* Start *

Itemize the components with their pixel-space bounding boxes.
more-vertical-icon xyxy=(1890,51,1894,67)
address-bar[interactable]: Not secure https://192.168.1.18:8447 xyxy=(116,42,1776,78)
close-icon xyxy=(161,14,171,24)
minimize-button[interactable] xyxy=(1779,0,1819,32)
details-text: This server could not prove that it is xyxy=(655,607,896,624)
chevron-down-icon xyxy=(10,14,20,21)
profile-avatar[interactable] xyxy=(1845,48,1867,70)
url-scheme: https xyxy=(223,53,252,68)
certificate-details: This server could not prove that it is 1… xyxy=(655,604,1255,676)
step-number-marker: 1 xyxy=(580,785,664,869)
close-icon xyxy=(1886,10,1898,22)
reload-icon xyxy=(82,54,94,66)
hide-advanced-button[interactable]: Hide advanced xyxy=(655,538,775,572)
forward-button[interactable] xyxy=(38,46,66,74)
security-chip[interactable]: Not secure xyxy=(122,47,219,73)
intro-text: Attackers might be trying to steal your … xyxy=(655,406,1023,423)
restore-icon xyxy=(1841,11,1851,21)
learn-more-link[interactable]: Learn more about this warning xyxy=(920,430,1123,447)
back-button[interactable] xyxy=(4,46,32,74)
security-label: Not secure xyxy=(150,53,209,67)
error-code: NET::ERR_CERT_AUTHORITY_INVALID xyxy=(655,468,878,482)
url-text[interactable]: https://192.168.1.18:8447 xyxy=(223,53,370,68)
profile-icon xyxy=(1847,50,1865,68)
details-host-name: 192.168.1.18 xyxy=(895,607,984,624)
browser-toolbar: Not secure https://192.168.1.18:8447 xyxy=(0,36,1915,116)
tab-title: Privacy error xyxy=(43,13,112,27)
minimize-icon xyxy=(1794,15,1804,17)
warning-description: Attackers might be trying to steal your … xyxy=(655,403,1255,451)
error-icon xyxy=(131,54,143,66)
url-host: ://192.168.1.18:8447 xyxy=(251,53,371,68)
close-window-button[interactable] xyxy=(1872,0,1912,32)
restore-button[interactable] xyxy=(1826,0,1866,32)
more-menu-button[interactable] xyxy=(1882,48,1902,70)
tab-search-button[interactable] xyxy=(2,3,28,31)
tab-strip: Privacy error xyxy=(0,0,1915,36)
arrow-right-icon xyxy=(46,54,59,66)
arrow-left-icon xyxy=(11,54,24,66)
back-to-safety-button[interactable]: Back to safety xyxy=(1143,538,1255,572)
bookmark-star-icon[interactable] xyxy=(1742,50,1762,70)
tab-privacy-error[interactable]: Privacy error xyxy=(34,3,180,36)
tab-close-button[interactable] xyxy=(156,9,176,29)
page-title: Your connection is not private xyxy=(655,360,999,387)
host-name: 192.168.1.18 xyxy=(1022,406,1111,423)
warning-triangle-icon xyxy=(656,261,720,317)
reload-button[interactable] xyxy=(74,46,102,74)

* End *

> **Challenge**
Transcribe every line of the listing above, keeping each character as it appears.

> **Exercise output**
Itemize the components with their pixel-space bounding boxes.
more-vertical-icon xyxy=(1890,51,1894,67)
address-bar[interactable]: Not secure https://192.168.1.18:8447 xyxy=(116,42,1776,78)
close-icon xyxy=(161,14,171,24)
minimize-button[interactable] xyxy=(1779,0,1819,32)
details-text: This server could not prove that it is xyxy=(655,607,896,624)
chevron-down-icon xyxy=(10,14,20,21)
profile-avatar[interactable] xyxy=(1845,48,1867,70)
url-scheme: https xyxy=(223,53,252,68)
certificate-details: This server could not prove that it is 1… xyxy=(655,604,1255,676)
step-number-marker: 1 xyxy=(580,785,664,869)
close-icon xyxy=(1886,10,1898,22)
reload-icon xyxy=(82,54,94,66)
hide-advanced-button[interactable]: Hide advanced xyxy=(655,538,775,572)
forward-button[interactable] xyxy=(38,46,66,74)
security-chip[interactable]: Not secure xyxy=(122,47,219,73)
intro-text: Attackers might be trying to steal your … xyxy=(655,406,1023,423)
restore-icon xyxy=(1841,11,1851,21)
learn-more-link[interactable]: Learn more about this warning xyxy=(920,430,1123,447)
back-button[interactable] xyxy=(4,46,32,74)
security-label: Not secure xyxy=(150,53,209,67)
error-code: NET::ERR_CERT_AUTHORITY_INVALID xyxy=(655,468,878,482)
url-text[interactable]: https://192.168.1.18:8447 xyxy=(223,53,370,68)
profile-icon xyxy=(1847,50,1865,68)
details-host-name: 192.168.1.18 xyxy=(895,607,984,624)
browser-toolbar: Not secure https://192.168.1.18:8447 xyxy=(0,36,1915,116)
tab-title: Privacy error xyxy=(43,13,112,27)
minimize-icon xyxy=(1794,15,1804,17)
warning-description: Attackers might be trying to steal your … xyxy=(655,403,1255,451)
error-icon xyxy=(131,54,143,66)
url-host: ://192.168.1.18:8447 xyxy=(251,53,371,68)
close-window-button[interactable] xyxy=(1872,0,1912,32)
restore-button[interactable] xyxy=(1826,0,1866,32)
more-menu-button[interactable] xyxy=(1882,48,1902,70)
tab-search-button[interactable] xyxy=(2,3,28,31)
tab-strip: Privacy error xyxy=(0,0,1915,36)
arrow-right-icon xyxy=(46,54,59,66)
arrow-left-icon xyxy=(11,54,24,66)
back-to-safety-button[interactable]: Back to safety xyxy=(1143,538,1255,572)
bookmark-star-icon[interactable] xyxy=(1742,50,1762,70)
tab-privacy-error[interactable]: Privacy error xyxy=(34,3,180,36)
tab-close-button[interactable] xyxy=(156,9,176,29)
page-title: Your connection is not private xyxy=(655,360,999,387)
host-name: 192.168.1.18 xyxy=(1022,406,1111,423)
warning-triangle-icon xyxy=(656,261,720,317)
reload-button[interactable] xyxy=(74,46,102,74)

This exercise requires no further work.